> _Input material_:
++++++

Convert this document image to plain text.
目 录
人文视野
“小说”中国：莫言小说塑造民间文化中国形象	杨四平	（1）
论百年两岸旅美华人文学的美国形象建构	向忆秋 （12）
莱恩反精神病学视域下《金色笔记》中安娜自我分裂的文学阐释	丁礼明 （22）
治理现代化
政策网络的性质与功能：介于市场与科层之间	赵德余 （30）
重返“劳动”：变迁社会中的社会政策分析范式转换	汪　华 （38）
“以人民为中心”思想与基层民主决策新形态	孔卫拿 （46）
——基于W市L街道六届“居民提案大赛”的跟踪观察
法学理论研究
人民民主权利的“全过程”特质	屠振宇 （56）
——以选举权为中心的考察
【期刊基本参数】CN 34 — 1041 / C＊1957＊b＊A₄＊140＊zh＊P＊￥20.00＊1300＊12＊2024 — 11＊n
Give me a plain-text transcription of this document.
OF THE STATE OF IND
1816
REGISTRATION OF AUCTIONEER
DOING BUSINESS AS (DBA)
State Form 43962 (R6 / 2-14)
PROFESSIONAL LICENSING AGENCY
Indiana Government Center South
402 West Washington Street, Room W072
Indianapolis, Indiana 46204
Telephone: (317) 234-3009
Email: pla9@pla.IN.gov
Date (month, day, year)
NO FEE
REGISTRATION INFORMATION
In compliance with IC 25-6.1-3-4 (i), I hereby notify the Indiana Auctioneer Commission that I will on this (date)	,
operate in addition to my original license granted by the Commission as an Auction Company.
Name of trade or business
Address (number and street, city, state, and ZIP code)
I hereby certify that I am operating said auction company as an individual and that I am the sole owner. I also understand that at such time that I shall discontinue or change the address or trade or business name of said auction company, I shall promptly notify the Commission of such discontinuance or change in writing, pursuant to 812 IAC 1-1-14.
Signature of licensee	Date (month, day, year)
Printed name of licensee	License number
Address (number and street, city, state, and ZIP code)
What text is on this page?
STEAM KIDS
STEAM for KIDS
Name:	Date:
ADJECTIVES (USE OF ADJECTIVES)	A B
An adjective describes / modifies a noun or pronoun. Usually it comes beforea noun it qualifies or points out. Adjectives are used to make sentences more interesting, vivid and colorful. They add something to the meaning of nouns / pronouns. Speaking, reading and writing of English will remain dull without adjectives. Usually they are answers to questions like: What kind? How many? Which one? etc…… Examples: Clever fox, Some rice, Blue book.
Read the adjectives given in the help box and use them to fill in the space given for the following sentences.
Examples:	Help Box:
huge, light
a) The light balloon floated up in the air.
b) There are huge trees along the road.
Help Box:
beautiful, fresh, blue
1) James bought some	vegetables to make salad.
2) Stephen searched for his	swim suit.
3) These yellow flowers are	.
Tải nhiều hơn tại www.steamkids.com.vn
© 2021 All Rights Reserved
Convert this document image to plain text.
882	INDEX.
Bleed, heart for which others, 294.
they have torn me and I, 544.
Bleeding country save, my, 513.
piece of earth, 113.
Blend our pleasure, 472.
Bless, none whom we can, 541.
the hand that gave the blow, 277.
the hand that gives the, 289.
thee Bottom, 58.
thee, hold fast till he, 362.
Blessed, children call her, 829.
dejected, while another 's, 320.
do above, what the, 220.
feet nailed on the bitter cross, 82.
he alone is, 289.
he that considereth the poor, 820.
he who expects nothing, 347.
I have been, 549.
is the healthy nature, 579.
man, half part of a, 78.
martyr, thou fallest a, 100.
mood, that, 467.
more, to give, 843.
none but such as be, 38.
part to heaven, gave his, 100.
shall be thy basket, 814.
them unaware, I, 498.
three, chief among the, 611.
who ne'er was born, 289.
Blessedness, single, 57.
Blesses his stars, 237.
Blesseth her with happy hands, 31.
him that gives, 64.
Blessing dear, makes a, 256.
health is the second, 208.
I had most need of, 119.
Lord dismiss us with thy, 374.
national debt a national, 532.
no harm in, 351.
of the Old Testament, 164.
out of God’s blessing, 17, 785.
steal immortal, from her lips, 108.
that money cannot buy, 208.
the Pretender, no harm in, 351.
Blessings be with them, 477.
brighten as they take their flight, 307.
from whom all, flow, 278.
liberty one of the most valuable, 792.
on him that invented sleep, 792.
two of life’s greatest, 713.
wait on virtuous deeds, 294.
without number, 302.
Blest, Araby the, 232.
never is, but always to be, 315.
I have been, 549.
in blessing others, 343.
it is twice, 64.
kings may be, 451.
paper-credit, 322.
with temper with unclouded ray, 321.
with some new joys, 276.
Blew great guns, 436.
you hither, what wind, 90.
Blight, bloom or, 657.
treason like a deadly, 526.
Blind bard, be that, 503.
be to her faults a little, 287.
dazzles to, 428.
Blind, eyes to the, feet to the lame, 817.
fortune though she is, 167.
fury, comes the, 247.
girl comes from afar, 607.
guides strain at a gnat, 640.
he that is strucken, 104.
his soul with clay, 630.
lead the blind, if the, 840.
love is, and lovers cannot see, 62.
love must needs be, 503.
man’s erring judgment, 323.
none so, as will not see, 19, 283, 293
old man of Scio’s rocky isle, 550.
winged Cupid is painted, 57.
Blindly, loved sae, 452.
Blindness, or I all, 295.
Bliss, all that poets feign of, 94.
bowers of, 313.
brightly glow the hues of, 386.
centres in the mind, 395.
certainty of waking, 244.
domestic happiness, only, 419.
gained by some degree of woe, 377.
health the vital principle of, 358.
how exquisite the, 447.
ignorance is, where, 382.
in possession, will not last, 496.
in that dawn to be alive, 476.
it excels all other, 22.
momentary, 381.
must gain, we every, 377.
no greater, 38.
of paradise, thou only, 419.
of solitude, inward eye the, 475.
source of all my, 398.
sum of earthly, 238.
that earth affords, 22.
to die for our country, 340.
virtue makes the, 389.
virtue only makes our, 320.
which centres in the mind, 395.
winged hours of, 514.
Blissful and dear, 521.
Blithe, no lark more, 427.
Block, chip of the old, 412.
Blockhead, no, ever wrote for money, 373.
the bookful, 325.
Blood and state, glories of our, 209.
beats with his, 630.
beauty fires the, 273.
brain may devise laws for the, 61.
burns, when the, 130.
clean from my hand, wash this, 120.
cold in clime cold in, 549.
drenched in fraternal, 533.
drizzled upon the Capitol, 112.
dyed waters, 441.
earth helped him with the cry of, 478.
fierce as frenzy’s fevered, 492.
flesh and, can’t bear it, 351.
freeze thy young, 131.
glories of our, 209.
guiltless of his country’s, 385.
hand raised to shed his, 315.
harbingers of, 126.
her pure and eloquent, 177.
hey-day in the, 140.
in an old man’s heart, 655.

++++++

> _Stated exercise_: Looking at the records above, report how many lines contain the word "most". Answer with the number only.

> _Response to the task_: 2